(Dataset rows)

START

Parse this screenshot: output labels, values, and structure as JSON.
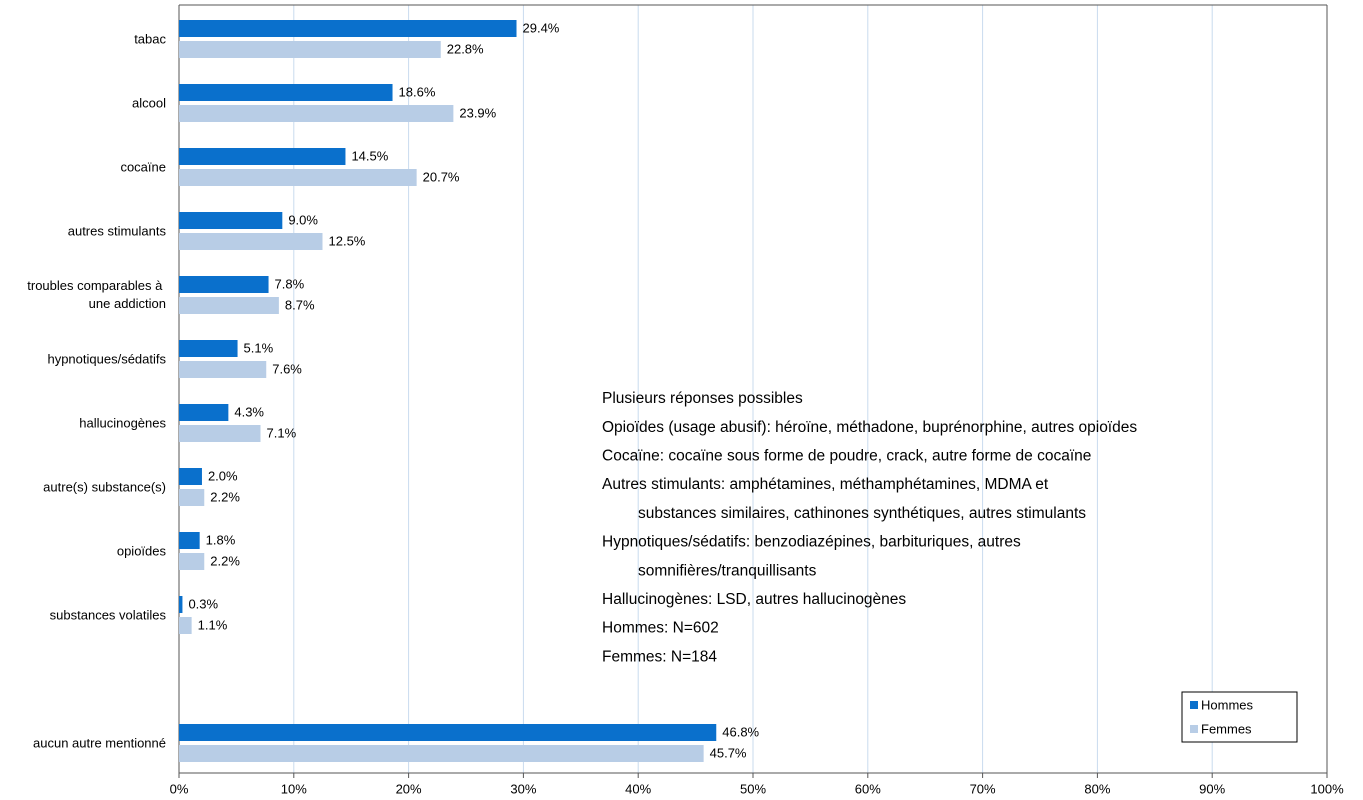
{
  "chart_data": {
    "type": "bar",
    "orientation": "horizontal",
    "categories": [
      "tabac",
      "alcool",
      "cocaïne",
      "autres stimulants",
      "troubles comparables à une addiction",
      "hypnotiques/sédatifs",
      "hallucinogènes",
      "autre(s) substance(s)",
      "opioïdes",
      "substances volatiles",
      null,
      "aucun autre mentionné"
    ],
    "series": [
      {
        "name": "Hommes",
        "color": "#0a70cc",
        "values": [
          29.4,
          18.6,
          14.5,
          9.0,
          7.8,
          5.1,
          4.3,
          2.0,
          1.8,
          0.3,
          null,
          46.8
        ],
        "value_labels": [
          "29.4%",
          "18.6%",
          "14.5%",
          "9.0%",
          "7.8%",
          "5.1%",
          "4.3%",
          "2.0%",
          "1.8%",
          "0.3%",
          null,
          "46.8%"
        ]
      },
      {
        "name": "Femmes",
        "color": "#b8cde6",
        "values": [
          22.8,
          23.9,
          20.7,
          12.5,
          8.7,
          7.6,
          7.1,
          2.2,
          2.2,
          1.1,
          null,
          45.7
        ],
        "value_labels": [
          "22.8%",
          "23.9%",
          "20.7%",
          "12.5%",
          "8.7%",
          "7.6%",
          "7.1%",
          "2.2%",
          "2.2%",
          "1.1%",
          null,
          "45.7%"
        ]
      }
    ],
    "xlim": [
      0,
      100
    ],
    "xticks": [
      {
        "value": 0,
        "label": "0%"
      },
      {
        "value": 10,
        "label": "10%"
      },
      {
        "value": 20,
        "label": "20%"
      },
      {
        "value": 30,
        "label": "30%"
      },
      {
        "value": 40,
        "label": "40%"
      },
      {
        "value": 50,
        "label": "50%"
      },
      {
        "value": 60,
        "label": "60%"
      },
      {
        "value": 70,
        "label": "70%"
      },
      {
        "value": 80,
        "label": "80%"
      },
      {
        "value": 90,
        "label": "90%"
      },
      {
        "value": 100,
        "label": "100%"
      }
    ],
    "grid": true,
    "legend": "lower right",
    "notes": [
      [
        "Plusieurs réponses possibles"
      ],
      [
        "Opioïdes (usage abusif): héroïne, méthadone, buprénorphine, autres opioïdes"
      ],
      [
        "Cocaïne: cocaïne sous forme de poudre, crack, autre forme de cocaïne"
      ],
      [
        "Autres stimulants: amphétamines, méthamphétamines, MDMA et",
        "substances similaires, cathinones synthétiques, autres stimulants"
      ],
      [
        "Hypnotiques/sédatifs: benzodiazépines, barbituriques, autres",
        "somnifières/tranquillisants"
      ],
      [
        "Hallucinogènes: LSD, autres hallucinogènes"
      ],
      [
        "Hommes: N=602"
      ],
      [
        "Femmes: N=184"
      ]
    ]
  }
}
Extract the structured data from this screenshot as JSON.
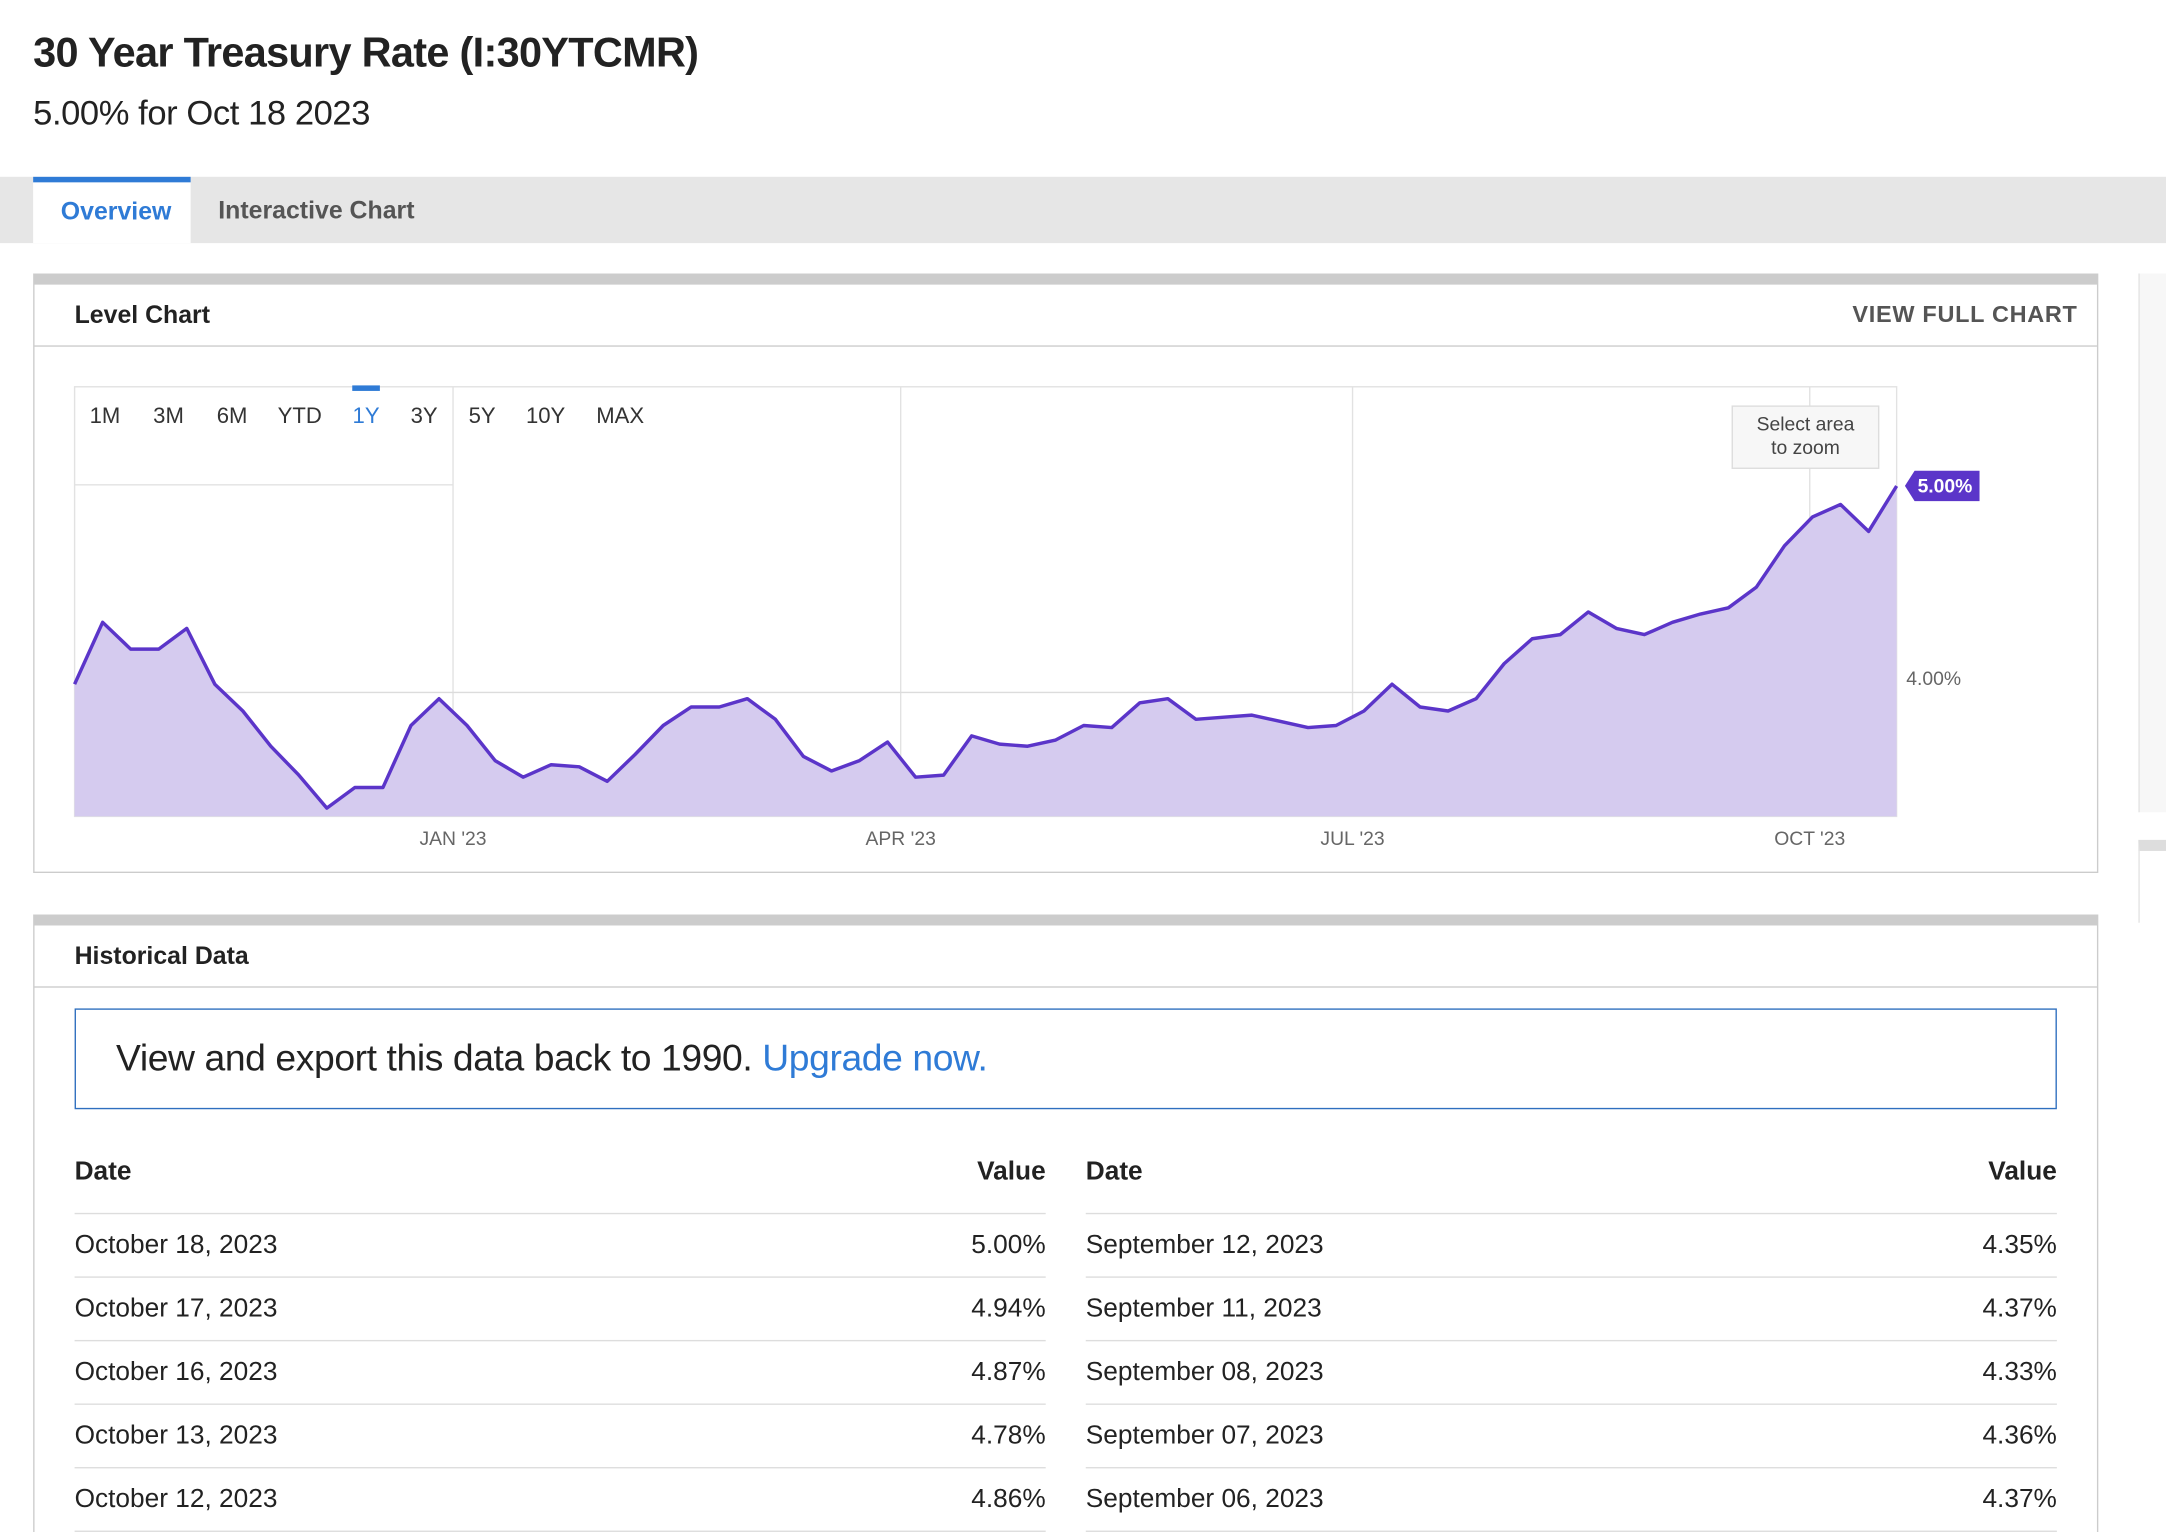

END

Task to complete:
Keep the pictures out of the copy and return the rest of the data above exactly.

Problem solution:
Parse this screenshot: output labels, values, and structure as JSON.
{
  "chart_data": {
    "type": "bar",
    "orientation": "horizontal",
    "categories": [
      "tabac",
      "alcool",
      "cocaïne",
      "autres stimulants",
      "troubles comparables à une addiction",
      "hypnotiques/sédatifs",
      "hallucinogènes",
      "autre(s) substance(s)",
      "opioïdes",
      "substances volatiles",
      null,
      "aucun autre mentionné"
    ],
    "series": [
      {
        "name": "Hommes",
        "color": "#0a70cc",
        "values": [
          29.4,
          18.6,
          14.5,
          9.0,
          7.8,
          5.1,
          4.3,
          2.0,
          1.8,
          0.3,
          null,
          46.8
        ],
        "value_labels": [
          "29.4%",
          "18.6%",
          "14.5%",
          "9.0%",
          "7.8%",
          "5.1%",
          "4.3%",
          "2.0%",
          "1.8%",
          "0.3%",
          null,
          "46.8%"
        ]
      },
      {
        "name": "Femmes",
        "color": "#b8cde6",
        "values": [
          22.8,
          23.9,
          20.7,
          12.5,
          8.7,
          7.6,
          7.1,
          2.2,
          2.2,
          1.1,
          null,
          45.7
        ],
        "value_labels": [
          "22.8%",
          "23.9%",
          "20.7%",
          "12.5%",
          "8.7%",
          "7.6%",
          "7.1%",
          "2.2%",
          "2.2%",
          "1.1%",
          null,
          "45.7%"
        ]
      }
    ],
    "xlim": [
      0,
      100
    ],
    "xticks": [
      {
        "value": 0,
        "label": "0%"
      },
      {
        "value": 10,
        "label": "10%"
      },
      {
        "value": 20,
        "label": "20%"
      },
      {
        "value": 30,
        "label": "30%"
      },
      {
        "value": 40,
        "label": "40%"
      },
      {
        "value": 50,
        "label": "50%"
      },
      {
        "value": 60,
        "label": "60%"
      },
      {
        "value": 70,
        "label": "70%"
      },
      {
        "value": 80,
        "label": "80%"
      },
      {
        "value": 90,
        "label": "90%"
      },
      {
        "value": 100,
        "label": "100%"
      }
    ],
    "grid": true,
    "legend": "lower right",
    "notes": [
      [
        "Plusieurs réponses possibles"
      ],
      [
        "Opioïdes (usage abusif): héroïne, méthadone, buprénorphine, autres opioïdes"
      ],
      [
        "Cocaïne: cocaïne sous forme de poudre, crack, autre forme de cocaïne"
      ],
      [
        "Autres stimulants: amphétamines, méthamphétamines, MDMA et",
        "substances similaires, cathinones synthétiques, autres stimulants"
      ],
      [
        "Hypnotiques/sédatifs: benzodiazépines, barbituriques, autres",
        "somnifières/tranquillisants"
      ],
      [
        "Hallucinogènes: LSD, autres hallucinogènes"
      ],
      [
        "Hommes: N=602"
      ],
      [
        "Femmes: N=184"
      ]
    ]
  }
}
Extract the structured data from this screenshot as JSON.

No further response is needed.